+of the block, then whilst each block has a unique ID, it isn't necessarily very
+evenly distributed.
+
+We start with a large address, and need to discard a large number of the bits to
+generate a block ID which is within range. But how do we choose the unique bits
+of the address verus those which are the same for every block? The high bits of
+the address may simply be all `0s` or all `1s` to make the address cannonical,
+the middle portion of the address may be the same for all blocks (since if they
+are all within the same binary, then they will all be adjacent in memory), and
+on some systems, even the low bits may have poor entropy as some use fixed
+length aligned instructions. Then we need to consider that a portion of each
+binary may contain the `.data` or `.bss` sections and so may not contain any
+blocks of code at all.
+
+## Edge IDs
+Secondly, we can observe that when we generate an edge ID from the source and
+destination block IDs, we perform a right shift on the source block ID. Whilst
+there are good reasons as set out in the whitepaper why such a transform is
+applied, in so doing, we dispose of `1` bit of precious entropy in our source
+block ID.
+
+All together, this means that some edge IDs may be more popular than others.
+This means that some portions of the map may be very densly populated with large
+numbers of edges, whilst others may be very sparsely populated, or not populated
+at all.

**Exercise details**
In the passage on block and edge IDs, what operation is applied to the source block ID when an edge ID is generated?

**Information**
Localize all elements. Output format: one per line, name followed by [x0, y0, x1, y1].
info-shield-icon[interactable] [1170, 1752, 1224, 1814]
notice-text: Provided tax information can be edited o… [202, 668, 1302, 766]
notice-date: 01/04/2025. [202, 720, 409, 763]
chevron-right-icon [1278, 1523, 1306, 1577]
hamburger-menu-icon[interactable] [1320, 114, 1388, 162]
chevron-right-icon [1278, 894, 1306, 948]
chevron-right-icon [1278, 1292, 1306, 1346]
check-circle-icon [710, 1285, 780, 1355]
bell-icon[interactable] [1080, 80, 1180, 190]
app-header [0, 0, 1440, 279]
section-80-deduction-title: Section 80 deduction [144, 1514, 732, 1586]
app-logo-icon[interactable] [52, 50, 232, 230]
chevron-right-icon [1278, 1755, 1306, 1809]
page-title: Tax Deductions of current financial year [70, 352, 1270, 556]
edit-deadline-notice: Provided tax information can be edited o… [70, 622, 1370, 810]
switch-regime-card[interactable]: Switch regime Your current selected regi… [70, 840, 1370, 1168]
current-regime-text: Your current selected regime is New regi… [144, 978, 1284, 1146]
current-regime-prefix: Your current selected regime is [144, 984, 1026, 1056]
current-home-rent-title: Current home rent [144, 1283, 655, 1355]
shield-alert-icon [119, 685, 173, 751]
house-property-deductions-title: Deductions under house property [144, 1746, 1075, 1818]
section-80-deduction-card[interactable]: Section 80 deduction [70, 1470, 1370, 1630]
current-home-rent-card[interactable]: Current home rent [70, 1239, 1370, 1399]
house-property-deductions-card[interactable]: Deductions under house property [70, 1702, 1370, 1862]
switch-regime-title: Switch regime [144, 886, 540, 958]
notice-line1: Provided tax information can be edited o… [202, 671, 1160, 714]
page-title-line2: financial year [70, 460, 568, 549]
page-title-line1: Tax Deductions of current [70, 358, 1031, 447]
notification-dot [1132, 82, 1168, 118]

**Response below**
A right shift is applied to the source block ID.